▶ _What the task asks_
Sum up the Julia dataframes tutorial below in two sentences.

▶ _Document segment_
━━━━━━━━━━━━━━━━━━━━━━━━━━━━━━

How to use dataframes in Julia

Julia dataframes let you do anything you want: pivot tables, data cleaning, table joins, filtering, and more, all with a nice clean syntax.

Ron Erdos • Updated March 1, 2020
Tested with Julia version 1.3.1

What are dataframes?

If you’re not familiar with dataframes, read on. If you are, feel free to skip ahead to the next section.

Dataframes are basically a table that you can manipulate in Julia. You can:

  • Do a “find and replace” on a given column, or multiple columns. This is useful for correcting typos, fixing capitalisation, and many more tasks.
  • Perform mathematical operations, such as add ten per cent to every number in a given column. This would be useful, for, say, calculating sales tax on retail prices.
  • Make a pivot table, just like in Excel, only better! Excel has a row limit of 1,048,576. Julia doesn’t. In addition, pivot tables in Julia are first-class citizens, ready for more transformations, joins and so on. This is decidedly not the case in Google Sheets or Excel—you often have to copy and paste the pivot table into a new sheet in order to keep working on it.
  • Merge two or more tables (dataframes) together according to rules you set. This is conceptually the same as “joins” in SQL and other database languages.

So why would you use a Julia dataframe and not just Excel? I’ll write a post on that later and link to it from here.

Introducing our example: NASA inventory

In this tutorial, we’re going to be using a small dataframe of NASA inventory. The data is fictional; it’s just for this tutorial.

We’ll call the dataframe inventory.

It will have three columns: item, quantity, and description.

If you want to play along

If you want to play along (as opposed to just reading through this tutorial), you’ll need to download, install, and run Julia if you haven’t already.

Once you have Julia up and running, you’ll see this prompt:

julia

This prompt will be green in color. Yeah, like in The Matrix.

Onwards!

Installing the DataFrames package

The first dataframes-specific thing we need to is to install the DataFrames package. This is a one-time task.

The easiest way to do this is to type the ] (right square bracket, located above the return/Enter key on your keyboard) into the Julia terminal.

This changes the julia prompt we saw above into one that says:

pkg>

This prompt will be blue in colour.

This means we are now in Julia’s package manager (hence the abbreviation pkg ). We can install packages with a lot less typing in here (compared to at the green julia prompt).

Go ahead and add the DataFrames package by typing in the line below and hitting return/Enter:

add DataFrames

Julia’s package manager will do its thing and install the DataFrames package for you.

━━━━━━━━━━━━━━━━━━━━━━━━━━━━━━

▶ _Supplied entries_
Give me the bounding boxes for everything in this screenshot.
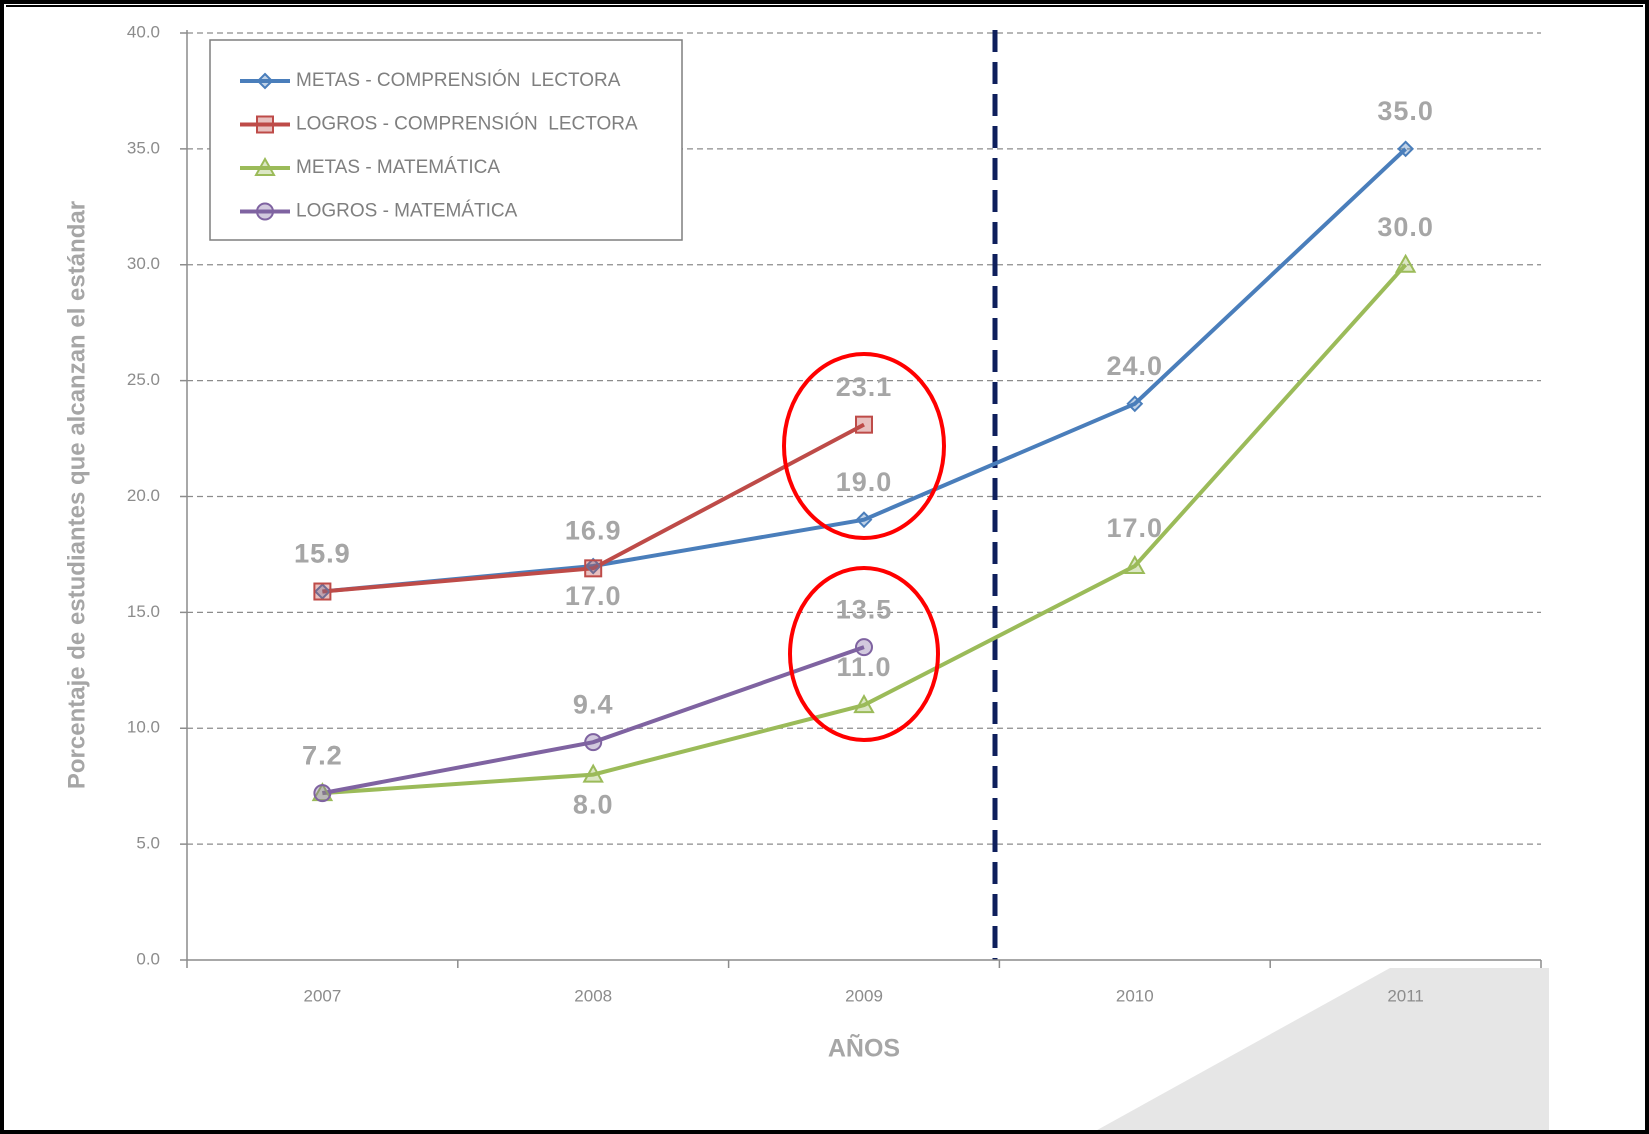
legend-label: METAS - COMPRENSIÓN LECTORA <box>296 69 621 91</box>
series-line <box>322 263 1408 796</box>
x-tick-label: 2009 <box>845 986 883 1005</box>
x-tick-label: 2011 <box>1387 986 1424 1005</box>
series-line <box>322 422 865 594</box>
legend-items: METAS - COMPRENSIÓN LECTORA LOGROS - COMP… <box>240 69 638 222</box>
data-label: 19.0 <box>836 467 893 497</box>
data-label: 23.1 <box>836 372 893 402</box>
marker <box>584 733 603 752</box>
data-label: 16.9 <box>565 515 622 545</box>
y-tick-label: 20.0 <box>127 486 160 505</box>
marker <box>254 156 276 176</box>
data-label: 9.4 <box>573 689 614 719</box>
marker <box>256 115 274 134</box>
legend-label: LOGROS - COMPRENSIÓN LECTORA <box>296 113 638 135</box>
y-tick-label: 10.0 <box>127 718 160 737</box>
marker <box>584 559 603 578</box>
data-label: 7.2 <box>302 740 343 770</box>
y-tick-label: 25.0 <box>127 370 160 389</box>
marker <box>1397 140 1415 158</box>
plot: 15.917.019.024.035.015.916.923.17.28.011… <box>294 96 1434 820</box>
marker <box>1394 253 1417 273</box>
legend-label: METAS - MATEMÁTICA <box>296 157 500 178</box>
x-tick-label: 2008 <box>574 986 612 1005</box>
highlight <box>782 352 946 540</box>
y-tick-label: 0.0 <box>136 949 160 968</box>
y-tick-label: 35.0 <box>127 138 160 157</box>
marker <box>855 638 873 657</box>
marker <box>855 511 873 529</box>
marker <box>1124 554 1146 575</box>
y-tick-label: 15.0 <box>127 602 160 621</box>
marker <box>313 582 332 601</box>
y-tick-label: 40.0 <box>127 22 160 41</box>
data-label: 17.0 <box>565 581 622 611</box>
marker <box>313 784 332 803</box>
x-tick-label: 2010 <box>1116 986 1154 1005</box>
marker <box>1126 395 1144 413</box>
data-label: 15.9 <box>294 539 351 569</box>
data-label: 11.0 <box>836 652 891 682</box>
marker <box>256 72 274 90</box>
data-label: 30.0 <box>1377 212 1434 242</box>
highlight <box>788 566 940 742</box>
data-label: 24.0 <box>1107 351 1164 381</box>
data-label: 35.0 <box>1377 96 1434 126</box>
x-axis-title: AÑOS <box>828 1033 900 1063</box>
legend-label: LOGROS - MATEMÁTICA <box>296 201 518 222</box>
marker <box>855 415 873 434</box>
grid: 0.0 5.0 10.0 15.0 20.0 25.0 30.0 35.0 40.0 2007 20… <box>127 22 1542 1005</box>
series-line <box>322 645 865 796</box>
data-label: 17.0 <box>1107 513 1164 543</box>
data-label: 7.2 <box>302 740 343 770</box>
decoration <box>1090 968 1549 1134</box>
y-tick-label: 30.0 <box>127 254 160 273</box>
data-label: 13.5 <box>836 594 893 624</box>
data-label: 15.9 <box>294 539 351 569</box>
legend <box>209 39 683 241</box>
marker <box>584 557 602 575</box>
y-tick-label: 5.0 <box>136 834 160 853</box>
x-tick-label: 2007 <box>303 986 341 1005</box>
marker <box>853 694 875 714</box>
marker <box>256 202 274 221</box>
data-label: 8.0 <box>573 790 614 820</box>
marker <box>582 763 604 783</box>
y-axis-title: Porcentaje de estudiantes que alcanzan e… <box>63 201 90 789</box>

━━━━━━━━━━━━━━━━━━━━━━━━━━━━━━

▶ _Complete response_
Dataframes are tables you can manipulate in Julia, letting you find and replace in columns, do math on whole columns, build pivot tables without Excel's row limit, and merge tables the way SQL joins do. The tutorial works with a small fictional dataframe of NASA inventory with item, quantity, and description columns, and it starts by having you install the DataFrames package: type ] to reach the package manager, then enter "add DataFrames".